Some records
——

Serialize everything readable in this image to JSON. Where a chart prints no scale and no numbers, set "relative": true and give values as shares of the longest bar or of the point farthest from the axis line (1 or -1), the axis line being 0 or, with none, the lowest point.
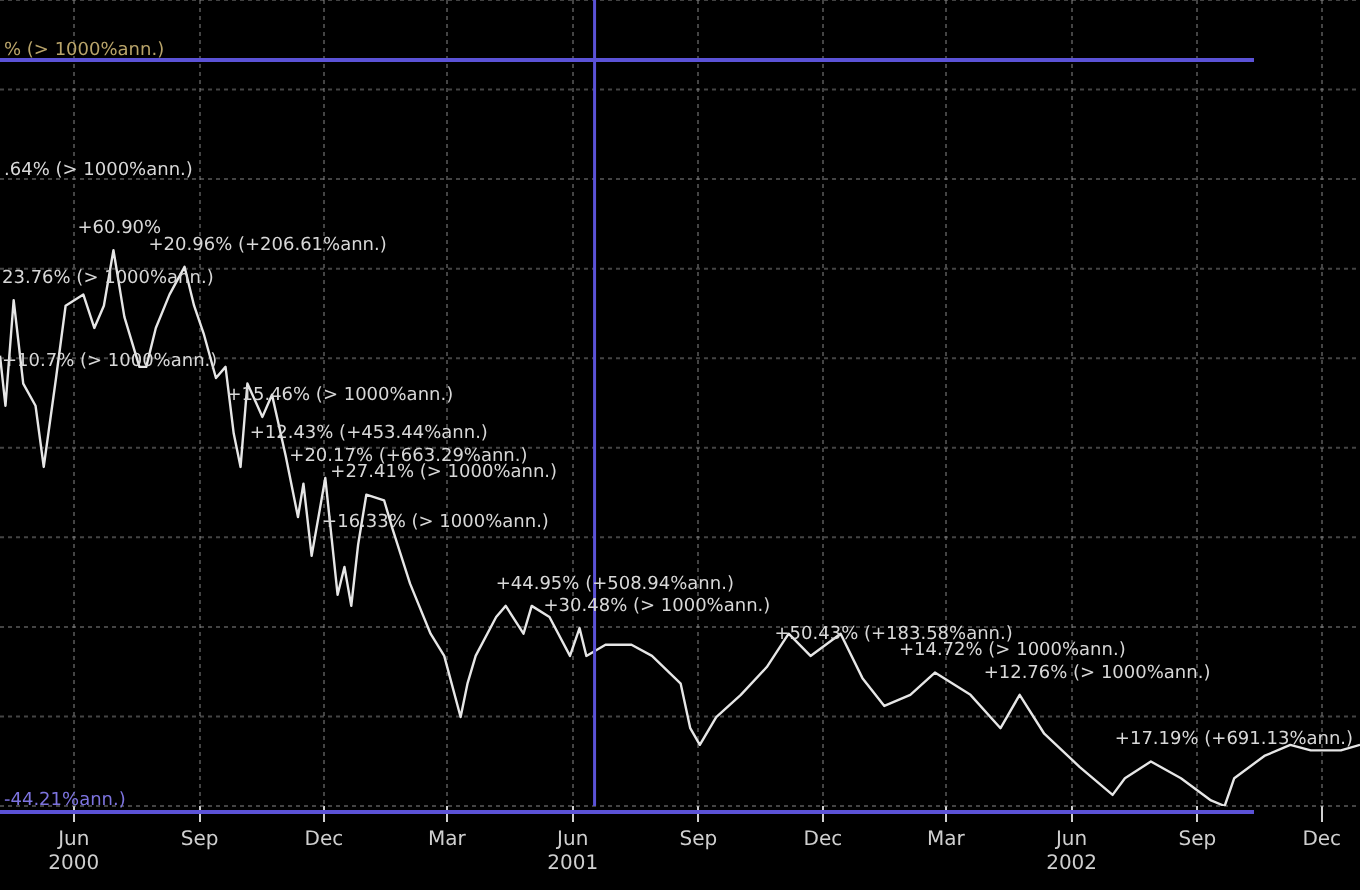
{
  "chart_data": {
    "type": "line",
    "relative": true,
    "grid": true,
    "legend": false,
    "marker": "none",
    "line_style": "solid",
    "xlim": [
      "2000-04-08",
      "2002-12-29"
    ],
    "xticks": [
      {
        "value": "2000-06-01",
        "label": "Jun\n2000"
      },
      {
        "value": "2000-09-01",
        "label": "Sep"
      },
      {
        "value": "2000-12-01",
        "label": "Dec"
      },
      {
        "value": "2001-03-01",
        "label": "Mar"
      },
      {
        "value": "2001-06-01",
        "label": "Jun\n2001"
      },
      {
        "value": "2001-09-01",
        "label": "Sep"
      },
      {
        "value": "2001-12-01",
        "label": "Dec"
      },
      {
        "value": "2002-03-01",
        "label": "Mar"
      },
      {
        "value": "2002-06-01",
        "label": "Jun\n2002"
      },
      {
        "value": "2002-09-01",
        "label": "Sep"
      },
      {
        "value": "2002-12-01",
        "label": "Dec"
      }
    ],
    "x": [
      "2000-04-08",
      "2000-04-12",
      "2000-04-18",
      "2000-04-25",
      "2000-05-04",
      "2000-05-10",
      "2000-05-19",
      "2000-05-26",
      "2000-06-08",
      "2000-06-16",
      "2000-06-23",
      "2000-06-30",
      "2000-07-08",
      "2000-07-19",
      "2000-07-24",
      "2000-07-31",
      "2000-08-10",
      "2000-08-21",
      "2000-08-28",
      "2000-09-04",
      "2000-09-13",
      "2000-09-20",
      "2000-09-26",
      "2000-10-01",
      "2000-10-06",
      "2000-10-17",
      "2000-10-24",
      "2000-11-03",
      "2000-11-12",
      "2000-11-16",
      "2000-11-22",
      "2000-12-02",
      "2000-12-11",
      "2000-12-16",
      "2000-12-21",
      "2000-12-26",
      "2001-01-01",
      "2001-01-14",
      "2001-01-20",
      "2001-02-02",
      "2001-02-17",
      "2001-02-27",
      "2001-03-11",
      "2001-03-16",
      "2001-03-22",
      "2001-04-06",
      "2001-04-13",
      "2001-04-26",
      "2001-05-02",
      "2001-05-15",
      "2001-05-30",
      "2001-06-06",
      "2001-06-11",
      "2001-06-25",
      "2001-07-14",
      "2001-07-29",
      "2001-08-19",
      "2001-08-26",
      "2001-09-02",
      "2001-09-14",
      "2001-10-02",
      "2001-10-21",
      "2001-11-06",
      "2001-11-22",
      "2001-12-14",
      "2001-12-30",
      "2002-01-15",
      "2002-02-03",
      "2002-02-21",
      "2002-03-19",
      "2002-04-10",
      "2002-04-24",
      "2002-05-12",
      "2002-06-07",
      "2002-07-01",
      "2002-07-10",
      "2002-07-29",
      "2002-08-20",
      "2002-09-11",
      "2002-09-21",
      "2002-09-28",
      "2002-10-20",
      "2002-11-08",
      "2002-11-23",
      "2002-12-15",
      "2002-12-29"
    ],
    "series": [
      {
        "color": "#e6e6e6",
        "values": [
          0.81,
          0.72,
          0.91,
          0.76,
          0.72,
          0.61,
          0.77,
          0.9,
          0.92,
          0.86,
          0.9,
          1,
          0.88,
          0.79,
          0.79,
          0.86,
          0.92,
          0.97,
          0.9,
          0.85,
          0.77,
          0.79,
          0.67,
          0.61,
          0.76,
          0.7,
          0.74,
          0.63,
          0.52,
          0.58,
          0.45,
          0.59,
          0.38,
          0.43,
          0.36,
          0.47,
          0.56,
          0.55,
          0.5,
          0.4,
          0.31,
          0.27,
          0.16,
          0.22,
          0.27,
          0.34,
          0.36,
          0.31,
          0.36,
          0.34,
          0.27,
          0.32,
          0.27,
          0.29,
          0.29,
          0.27,
          0.22,
          0.14,
          0.11,
          0.16,
          0.2,
          0.25,
          0.31,
          0.27,
          0.31,
          0.23,
          0.18,
          0.2,
          0.24,
          0.2,
          0.14,
          0.2,
          0.13,
          0.07,
          0.02,
          0.05,
          0.08,
          0.05,
          0.01,
          0,
          0.05,
          0.09,
          0.11,
          0.1,
          0.1,
          0.11
        ]
      }
    ],
    "ref_lines": [
      {
        "axis": "x",
        "value": "2001-06-17",
        "color": "#5b52d6"
      }
    ],
    "annotations": [
      "% (> 1000%ann.)",
      ".64% (> 1000%ann.)",
      "-44.21%ann.)",
      {
        "text": "+60.90%",
        "x": "2000-06-30",
        "y": 1
      },
      {
        "text": "+20.96% (+206.61%ann.)",
        "x": "2000-08-21",
        "y": 0.97
      },
      {
        "text": "23.76% (> 1000%ann.)",
        "x": "2000-04-18",
        "y": 0.91
      },
      {
        "text": "+10.7% (> 1000%ann.)",
        "x": "2000-04-25",
        "y": 0.76
      },
      {
        "text": "+15.46% (> 1000%ann.)",
        "x": "2000-10-17",
        "y": 0.7
      },
      {
        "text": "+12.43% (+453.44%ann.)",
        "x": "2000-11-03",
        "y": 0.63
      },
      {
        "text": "+20.17% (+663.29%ann.)",
        "x": "2000-12-02",
        "y": 0.59
      },
      {
        "text": "+27.41% (> 1000%ann.)",
        "x": "2001-01-01",
        "y": 0.56
      },
      {
        "text": "+16.33% (> 1000%ann.)",
        "x": "2000-12-26",
        "y": 0.47
      },
      {
        "text": "+44.95% (+508.94%ann.)",
        "x": "2001-05-02",
        "y": 0.36
      },
      {
        "text": "+30.48% (> 1000%ann.)",
        "x": "2001-06-06",
        "y": 0.32
      },
      {
        "text": "+50.43% (+183.58%ann.)",
        "x": "2001-11-22",
        "y": 0.27
      },
      {
        "text": "+14.72% (> 1000%ann.)",
        "x": "2002-02-21",
        "y": 0.24
      },
      {
        "text": "+12.76% (> 1000%ann.)",
        "x": "2002-04-24",
        "y": 0.2
      },
      {
        "text": "+17.19% (+691.13%ann.)",
        "x": "2002-07-29",
        "y": 0.08
      }
    ]
  }
}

——

Look through the data above. Each line containing the word "true" needs to be copied.

Serialize everything readable in this image to JSON. Where a chart prints no scale and no numbers, set "relative": true and give values as shares of the longest bar or of the point farthest from the axis line (1 or -1), the axis line being 0 or, with none, the lowest point.
    "relative": true,
    "grid": true,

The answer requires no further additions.